● TASK REQUIREMENTS: Would you find each line in the entries below with the string "parte" and copy it?

● DATA LISTING:
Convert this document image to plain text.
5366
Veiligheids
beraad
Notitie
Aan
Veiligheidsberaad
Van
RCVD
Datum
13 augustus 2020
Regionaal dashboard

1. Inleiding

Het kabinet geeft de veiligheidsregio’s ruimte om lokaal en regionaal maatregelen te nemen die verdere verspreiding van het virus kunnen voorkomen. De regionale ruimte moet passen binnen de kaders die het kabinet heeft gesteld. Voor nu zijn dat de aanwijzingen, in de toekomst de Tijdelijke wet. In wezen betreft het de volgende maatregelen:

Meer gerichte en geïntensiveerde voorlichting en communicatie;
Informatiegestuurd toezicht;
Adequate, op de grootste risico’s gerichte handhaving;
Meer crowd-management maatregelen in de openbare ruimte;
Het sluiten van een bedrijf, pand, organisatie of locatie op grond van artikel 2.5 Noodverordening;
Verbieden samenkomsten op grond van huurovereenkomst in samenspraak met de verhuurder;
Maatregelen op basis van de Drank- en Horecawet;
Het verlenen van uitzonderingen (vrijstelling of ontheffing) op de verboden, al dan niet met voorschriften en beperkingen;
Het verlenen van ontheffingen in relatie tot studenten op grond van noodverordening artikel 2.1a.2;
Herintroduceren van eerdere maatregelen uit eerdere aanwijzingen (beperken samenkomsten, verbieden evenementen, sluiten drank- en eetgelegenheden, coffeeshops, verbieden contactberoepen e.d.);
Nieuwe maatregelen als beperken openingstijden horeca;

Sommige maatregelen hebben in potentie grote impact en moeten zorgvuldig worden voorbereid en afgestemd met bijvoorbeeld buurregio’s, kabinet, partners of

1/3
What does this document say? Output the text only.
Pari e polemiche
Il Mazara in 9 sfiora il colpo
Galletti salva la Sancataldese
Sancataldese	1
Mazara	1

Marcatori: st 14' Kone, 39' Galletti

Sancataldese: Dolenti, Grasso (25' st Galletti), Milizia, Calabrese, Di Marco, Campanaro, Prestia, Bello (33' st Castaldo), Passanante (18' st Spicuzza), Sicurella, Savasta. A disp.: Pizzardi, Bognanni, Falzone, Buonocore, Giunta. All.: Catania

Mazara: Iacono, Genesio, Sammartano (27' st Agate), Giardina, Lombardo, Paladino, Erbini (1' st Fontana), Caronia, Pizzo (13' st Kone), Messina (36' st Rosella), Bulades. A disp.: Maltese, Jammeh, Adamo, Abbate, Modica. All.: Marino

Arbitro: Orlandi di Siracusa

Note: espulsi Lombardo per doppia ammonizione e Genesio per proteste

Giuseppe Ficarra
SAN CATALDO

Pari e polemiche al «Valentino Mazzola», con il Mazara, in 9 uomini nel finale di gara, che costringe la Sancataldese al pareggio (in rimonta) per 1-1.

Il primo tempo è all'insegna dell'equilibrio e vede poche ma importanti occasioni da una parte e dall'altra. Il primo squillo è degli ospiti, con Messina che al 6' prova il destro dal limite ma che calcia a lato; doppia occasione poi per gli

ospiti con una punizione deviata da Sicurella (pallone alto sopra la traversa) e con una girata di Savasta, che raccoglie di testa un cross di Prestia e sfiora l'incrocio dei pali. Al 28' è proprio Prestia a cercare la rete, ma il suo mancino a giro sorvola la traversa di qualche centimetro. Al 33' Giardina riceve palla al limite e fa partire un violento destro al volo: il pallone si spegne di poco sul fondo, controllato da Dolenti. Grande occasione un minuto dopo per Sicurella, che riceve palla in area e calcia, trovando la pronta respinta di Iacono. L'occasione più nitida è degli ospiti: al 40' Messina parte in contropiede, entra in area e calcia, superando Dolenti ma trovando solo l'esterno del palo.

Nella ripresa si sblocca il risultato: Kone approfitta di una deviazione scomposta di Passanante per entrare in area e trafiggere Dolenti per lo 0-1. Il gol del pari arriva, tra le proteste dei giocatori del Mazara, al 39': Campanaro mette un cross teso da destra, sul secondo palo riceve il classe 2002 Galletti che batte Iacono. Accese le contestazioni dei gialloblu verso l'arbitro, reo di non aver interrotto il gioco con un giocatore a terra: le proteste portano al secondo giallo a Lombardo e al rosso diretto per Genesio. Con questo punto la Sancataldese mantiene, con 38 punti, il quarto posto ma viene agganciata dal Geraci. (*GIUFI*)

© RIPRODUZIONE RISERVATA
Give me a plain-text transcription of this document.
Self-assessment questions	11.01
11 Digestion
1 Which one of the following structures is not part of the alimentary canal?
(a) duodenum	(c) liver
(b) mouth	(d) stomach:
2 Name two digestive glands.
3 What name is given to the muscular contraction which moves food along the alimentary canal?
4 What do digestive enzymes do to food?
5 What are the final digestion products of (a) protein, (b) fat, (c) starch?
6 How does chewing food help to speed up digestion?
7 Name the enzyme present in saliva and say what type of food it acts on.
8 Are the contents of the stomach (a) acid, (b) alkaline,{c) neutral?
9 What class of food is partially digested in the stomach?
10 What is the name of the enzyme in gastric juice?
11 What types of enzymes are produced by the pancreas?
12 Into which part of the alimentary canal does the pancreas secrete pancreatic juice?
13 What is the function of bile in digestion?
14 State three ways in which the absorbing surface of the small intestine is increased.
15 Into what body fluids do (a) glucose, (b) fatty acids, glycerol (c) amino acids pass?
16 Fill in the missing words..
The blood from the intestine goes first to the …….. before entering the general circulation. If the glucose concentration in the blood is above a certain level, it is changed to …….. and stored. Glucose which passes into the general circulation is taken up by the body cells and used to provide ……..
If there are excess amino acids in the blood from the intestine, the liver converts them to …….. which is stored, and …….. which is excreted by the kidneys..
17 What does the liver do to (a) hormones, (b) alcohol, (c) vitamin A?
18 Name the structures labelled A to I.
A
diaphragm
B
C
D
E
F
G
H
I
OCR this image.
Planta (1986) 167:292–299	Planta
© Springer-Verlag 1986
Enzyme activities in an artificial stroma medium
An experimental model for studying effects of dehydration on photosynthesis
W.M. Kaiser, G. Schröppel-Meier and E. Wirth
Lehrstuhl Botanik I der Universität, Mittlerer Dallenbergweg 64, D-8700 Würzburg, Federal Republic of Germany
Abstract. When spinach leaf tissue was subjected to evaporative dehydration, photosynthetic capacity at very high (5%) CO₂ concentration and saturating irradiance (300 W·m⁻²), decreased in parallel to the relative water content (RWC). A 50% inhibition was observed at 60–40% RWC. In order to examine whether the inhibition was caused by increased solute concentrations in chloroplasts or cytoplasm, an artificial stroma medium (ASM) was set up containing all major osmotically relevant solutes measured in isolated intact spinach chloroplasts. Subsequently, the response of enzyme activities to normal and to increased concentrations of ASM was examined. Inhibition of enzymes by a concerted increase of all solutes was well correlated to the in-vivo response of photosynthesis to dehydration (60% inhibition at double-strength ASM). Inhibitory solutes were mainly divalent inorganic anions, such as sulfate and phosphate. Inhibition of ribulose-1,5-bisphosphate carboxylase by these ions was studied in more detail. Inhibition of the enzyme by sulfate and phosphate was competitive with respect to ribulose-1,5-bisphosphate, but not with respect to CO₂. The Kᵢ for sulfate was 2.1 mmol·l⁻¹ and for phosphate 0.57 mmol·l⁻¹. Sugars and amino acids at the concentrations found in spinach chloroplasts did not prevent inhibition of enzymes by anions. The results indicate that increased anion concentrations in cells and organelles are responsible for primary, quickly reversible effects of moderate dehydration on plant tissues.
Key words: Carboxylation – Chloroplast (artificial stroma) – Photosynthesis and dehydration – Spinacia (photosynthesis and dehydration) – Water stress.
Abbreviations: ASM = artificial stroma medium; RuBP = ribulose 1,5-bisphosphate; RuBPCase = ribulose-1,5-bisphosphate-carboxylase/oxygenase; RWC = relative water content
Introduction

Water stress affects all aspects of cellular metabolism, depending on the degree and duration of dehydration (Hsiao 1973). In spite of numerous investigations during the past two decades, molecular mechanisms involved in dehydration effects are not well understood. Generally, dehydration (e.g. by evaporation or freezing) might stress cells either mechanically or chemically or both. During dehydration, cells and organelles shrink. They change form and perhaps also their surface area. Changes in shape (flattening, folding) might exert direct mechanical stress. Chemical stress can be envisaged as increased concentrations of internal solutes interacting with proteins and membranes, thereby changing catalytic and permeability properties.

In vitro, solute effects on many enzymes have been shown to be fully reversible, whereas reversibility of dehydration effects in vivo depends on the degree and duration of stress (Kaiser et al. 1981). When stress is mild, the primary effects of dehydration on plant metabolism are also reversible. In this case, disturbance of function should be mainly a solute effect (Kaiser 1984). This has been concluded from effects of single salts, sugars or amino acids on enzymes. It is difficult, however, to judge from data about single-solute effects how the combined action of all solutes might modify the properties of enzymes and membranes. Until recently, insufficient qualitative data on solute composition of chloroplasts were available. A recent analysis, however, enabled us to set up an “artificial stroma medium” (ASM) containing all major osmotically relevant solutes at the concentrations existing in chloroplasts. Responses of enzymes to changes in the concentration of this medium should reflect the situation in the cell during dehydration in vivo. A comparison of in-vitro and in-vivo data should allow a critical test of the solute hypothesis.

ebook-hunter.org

● COMPLETED TASK:
Il primo tempo è all'insegna dell'equilibrio e vede poche ma importanti occasioni da una parte e dall'altra. Il primo squillo è degli ospiti, con Messina che al 6' prova il destro dal limite ma che calcia a lato; doppia occasione poi per gli
ospiti con una punizione deviata da Sicurella (pallone alto sopra la traversa) e con una girata di Savasta, che raccoglie di testa un cross di Prestia e sfiora l'incrocio dei pali. Al 28' è proprio Prestia a cercare la rete, ma il suo mancino a giro sorvola la traversa di qualche centimetro. Al 33' Giardina riceve palla al limite e fa partire un violento destro al volo: il pallone si spegne di poco sul fondo, controllato da Dolenti. Grande occasione un minuto dopo per Sicurella, che riceve palla in area e calcia, trovando la pronta respinta di Iacono. L'occasione più nitida è degli ospiti: al 40' Messina parte in contropiede, entra in area e calcia, superando Dolenti ma trovando solo l'esterno del palo.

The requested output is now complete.